◆ Text segment:
- - -

Tag Archives: Taraji P. Henson

The Best of Enemies (2019, Robin Bissell)

Chris Rock has a joke about waiting to see if the evening news—it’s an old joke—report on a crime is going to have a Black perpetrator or a White one, just so he (Rock, a Black man) can figure out if his white coworkers are going to ask him if he knew the perp (if he’s Black).

In other words, I had to check and see if Best of Enemies writer, director, and producer Robin Bissell was a White person. He is. He’s also fifty, which… isn’t a demographic to be making The Best of Enemies in 2019. Or ever, really. There was never a good time for a fifty year-old White guy to make a movie about a North Carolina Klan leader in the early seventies realizing Black people are people because they can be nice to him. Best of Enemies is basically the reverse of those White “liberals” who tell Black people to stop complaining or they’ll have to vote GOP next time when, in reality, you know they all voted for Gary Johnson or Jill Stein anyway. It’s about lead Sam Rockwell—the aforementioned Klan leader—realizing not just Black people are people but also how the system is rigged against poor Whites and Blacks alike and that rigging seems to be the point.

Less on the second part, however, because it might be interesting to see that development in Rockwell’s life and the film avoids any interesting developments.

I’m going at Enemies a little harder than usual for a few reasons. First, Taraji P. Henson is top-billed. She’s the Black woman community organizer who works with Rockwell and contributes to his ability to see the humanity in… you know, humans. Rah for him, sure, but a movie? Not sure it’s worth a movie. Especially since the movie sets itself up to be this great anti-buddy buddy pic between Henson and Rockwell and it’s not. Henson, it’ll turn out somewhere in the very lengthy two hour plus runtime, is red herring. She’s got nothing to do in the movie. Not even supporting player scraps after the movie shoves Rockwell into the lead. So The Best of Enemies, which ostensibly is about two “born enemies”—a Klan leader and, you know, a Black person—becoming something together, is really just a White Savior movie for Rockwell. And he’s not even the most interesting White Savior in the picture.

- - -

◆ Supplied information:
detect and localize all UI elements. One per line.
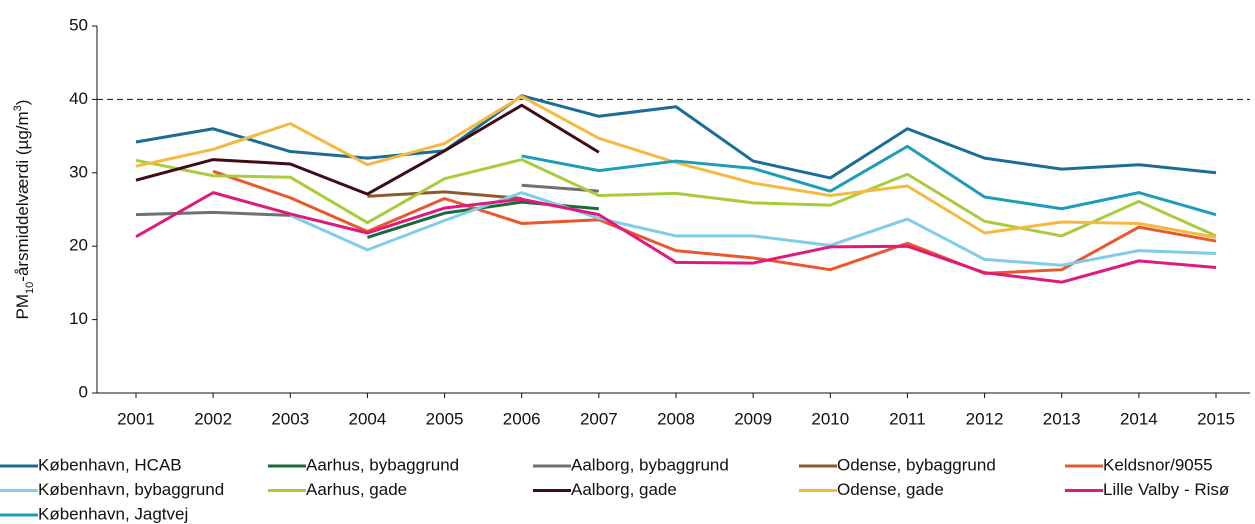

- - -

◆ Requests:
(1) Output everything in The Best of Enemies review from "Less on the" down to "any interesting developments.".
(2) Summarize The Best of Enemies review in two sentences.
(3) According to The Best of Enemies review, what character does Taraji P. Henson play?

◆ In response:
(1)
Less on the second part, however, because it might be interesting to see that development in Rockwell’s life and the film avoids any interesting developments.

(2) The review says The Best of Enemies, written, directed, and produced by fifty-year-old White filmmaker Robin Bissell, is about a North Carolina Klan leader, played by Sam Rockwell, who comes to see Black people as people because they can be nice to him. It argues that top-billed Taraji P. Henson is given nothing to do, so the film becomes a White Savior movie for Rockwell rather than the promised pairing of two enemies.

(3) She plays a Black woman community organizer who works with Rockwell's Klan leader.